Single out the lines of the material that contain "text" and copy them.
* Begin PROVIDED DATA *
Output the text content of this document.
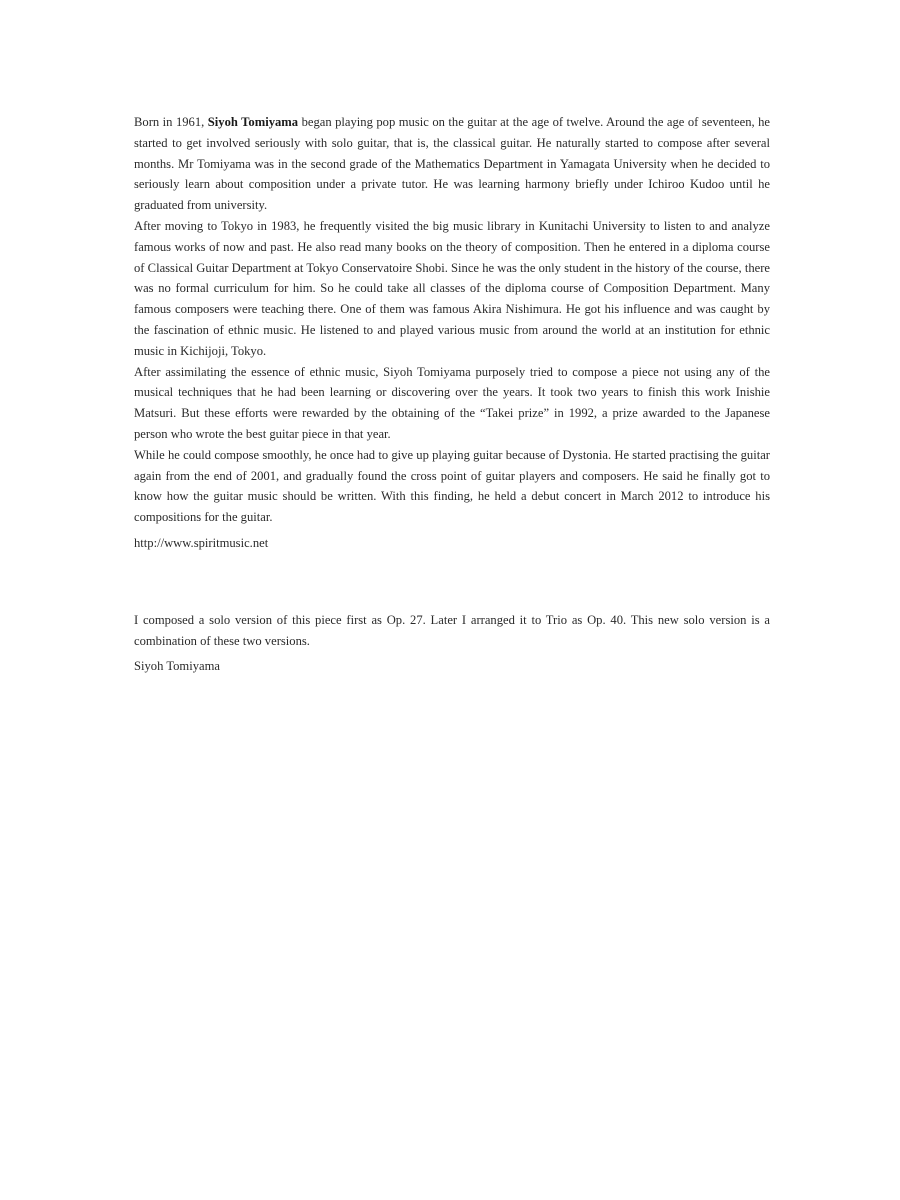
Born in 1961, Siyoh Tomiyama began playing pop music on the guitar at the age of twelve. Around the age of seventeen, he started to get involved seriously with solo guitar, that is, the classical guitar. He naturally started to compose after several months. Mr Tomiyama was in the second grade of the Mathematics Department in Yamagata University when he decided to seriously learn about composition under a private tutor. He was learning harmony briefly under Ichiroo Kudoo until he graduated from university.

After moving to Tokyo in 1983, he frequently visited the big music library in Kunitachi University to listen to and analyze famous works of now and past. He also read many books on the theory of composition. Then he entered in a diploma course of Classical Guitar Department at Tokyo Conservatoire Shobi. Since he was the only student in the history of the course, there was no formal curriculum for him. So he could take all classes of the diploma course of Composition Department. Many famous composers were teaching there. One of them was famous Akira Nishimura. He got his influence and was caught by the fascination of ethnic music. He listened to and played various music from around the world at an institution for ethnic music in Kichijoji, Tokyo.

After assimilating the essence of ethnic music, Siyoh Tomiyama purposely tried to compose a piece not using any of the musical techniques that he had been learning or discovering over the years. It took two years to finish this work Inishie Matsuri. But these efforts were rewarded by the obtaining of the “Takei prize” in 1992, a prize awarded to the Japanese person who wrote the best guitar piece in that year.

While he could compose smoothly, he once had to give up playing guitar because of Dystonia. He started practising the guitar again from the end of 2001, and gradually found the cross point of guitar players and composers. He said he finally got to know how the guitar music should be written. With this finding, he held a debut concert in March 2012 to introduce his compositions for the guitar.

http://www.spiritmusic.net

I composed a solo version of this piece first as Op. 27. Later I arranged it to Trio as Op. 40. This new solo version is a combination of these two versions.

Siyoh Tomiyama
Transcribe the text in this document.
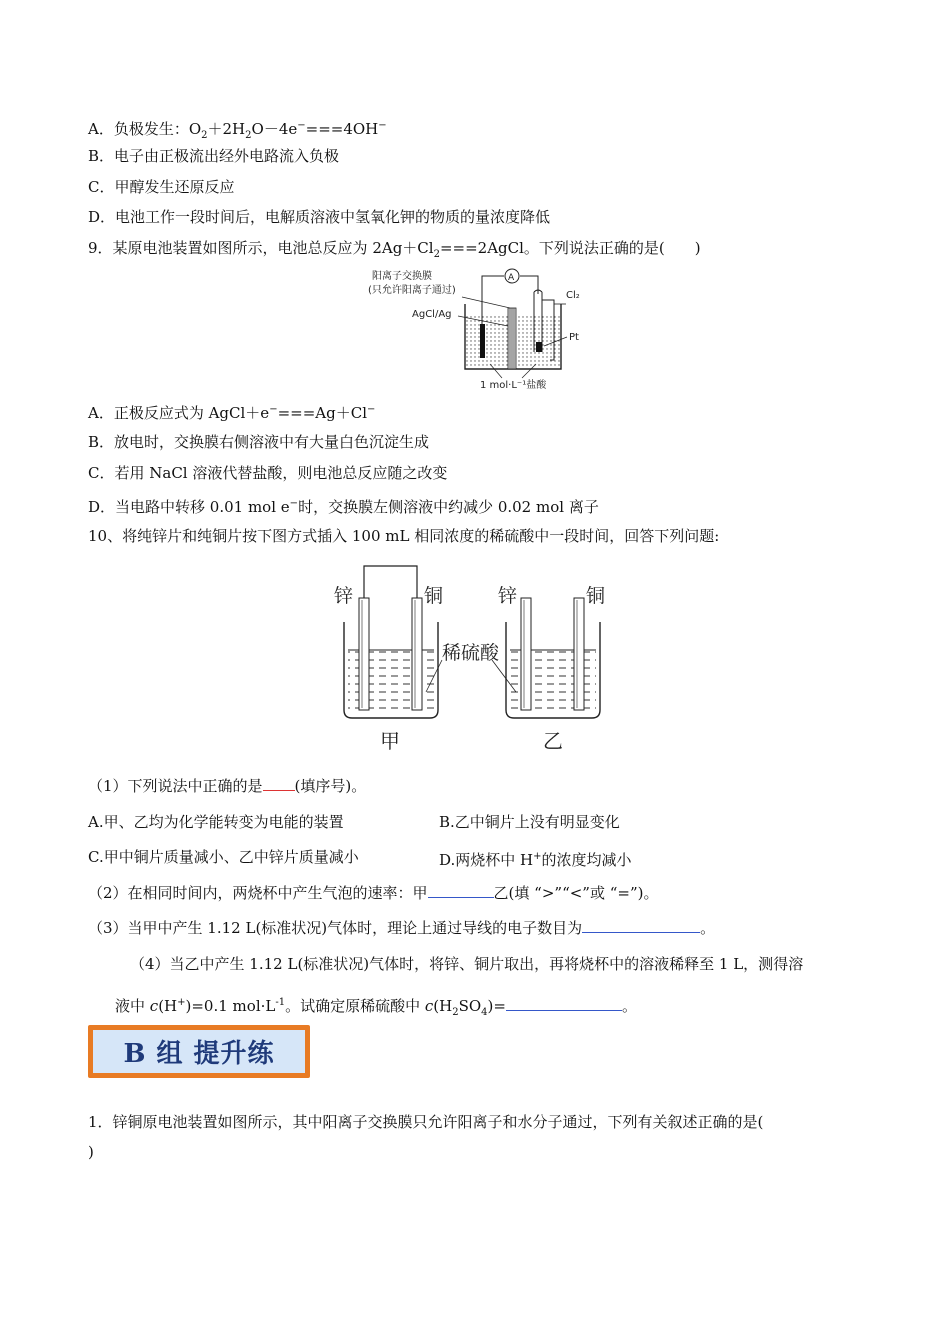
A．负极发生：$O_2+2H_2O-4e^-===4OH^-$
B．电子由正极流出经外电路流入负极
C．甲醇发生还原反应
D．电池工作一段时间后，电解质溶液中氢氧化钾的物质的量浓度降低
9．某原电池装置如图所示，电池总反应为 $2Ag+Cl_2===2AgCl$。下列说法正确的是(　　)
阳离子交换膜
(只允许阳离子通过)
AgCl/Ag
A
Cl₂
Pt
1 mol·L⁻¹盐酸
A．正极反应式为 AgCl＋e−===Ag＋Cl−
B．放电时，交换膜右侧溶液中有大量白色沉淀生成
C．若用 NaCl 溶液代替盐酸，则电池总反应随之改变
D．当电路中转移 0.01 mol e−时，交换膜左侧溶液中约减少 0.02 mol 离子
10、将纯锌片和纯铜片按下图方式插入 100 mL 相同浓度的稀硫酸中一段时间，回答下列问题:
锌	铜
甲
锌	铜
乙
稀硫酸
（1）下列说法中正确的是 (填序号)。
A.甲、乙均为化学能转变为电能的装置	B.乙中铜片上没有明显变化
C.甲中铜片质量减小、乙中锌片质量减小	D.两烧杯中 H+的浓度均减小
（2）在相同时间内，两烧杯中产生气泡的速率：甲	乙(填 “>”“<”或 “=”)。
（3）当甲中产生 1.12 L(标准状况)气体时，理论上通过导线的电子数目为	。
（4）当乙中产生 1.12 L(标准状况)气体时，将锌、铜片取出，再将烧杯中的溶液稀释至 1 L，测得溶
液中 c(H+)=0.1 $mol\cdot L^{-1}$。试确定原稀硫酸中 $c(H_2SO_4)=$	。
B 组 提升练
1．锌铜原电池装置如图所示，其中阳离子交换膜只允许阳离子和水分子通过，下列有关叙述正确的是(
)
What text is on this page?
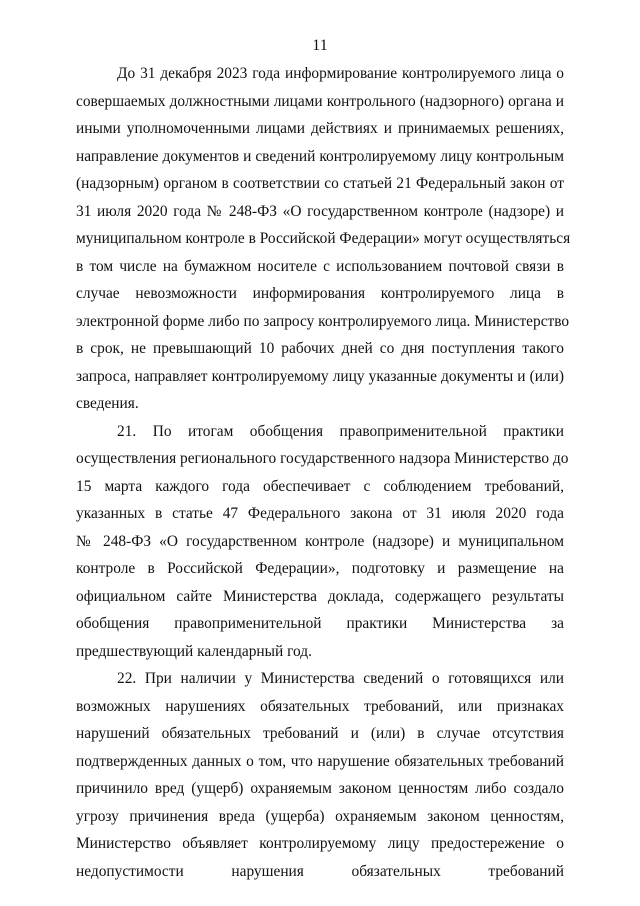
11
До 31 декабря 2023 года информирование контролируемого лица о
совершаемых должностными лицами контрольного (надзорного) органа и
иными уполномоченными лицами действиях и принимаемых решениях,
направление документов и сведений контролируемому лицу контрольным
(надзорным) органом в соответствии со статьей 21 Федеральный закон от
31 июля 2020 года № 248-ФЗ «О государственном контроле (надзоре) и
муниципальном контроле в Российской Федерации» могут осуществляться
в том числе на бумажном носителе с использованием почтовой связи в
случае невозможности информирования контролируемого лица в
электронной форме либо по запросу контролируемого лица. Министерство
в срок, не превышающий 10 рабочих дней со дня поступления такого
запроса, направляет контролируемому лицу указанные документы и (или)
сведения.
21. По итогам обобщения правоприменительной практики
осуществления регионального государственного надзора Министерство до
15 марта каждого года обеспечивает с соблюдением требований,
указанных в статье 47 Федерального закона от 31 июля 2020 года
№ 248-ФЗ «О государственном контроле (надзоре) и муниципальном
контроле в Российской Федерации», подготовку и размещение на
официальном сайте Министерства доклада, содержащего результаты
обобщения правоприменительной практики Министерства за
предшествующий календарный год.
22. При наличии у Министерства сведений о готовящихся или
возможных нарушениях обязательных требований, или признаках
нарушений обязательных требований и (или) в случае отсутствия
подтвержденных данных о том, что нарушение обязательных требований
причинило вред (ущерб) охраняемым законом ценностям либо создало
угрозу причинения вреда (ущерба) охраняемым законом ценностям,
Министерство объявляет контролируемому лицу предостережение о
недопустимости нарушения обязательных требований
* End PROVIDED DATA *
REPLY ::
Output the text content of this document.
Transcribe the text in this document.
What text is on this page?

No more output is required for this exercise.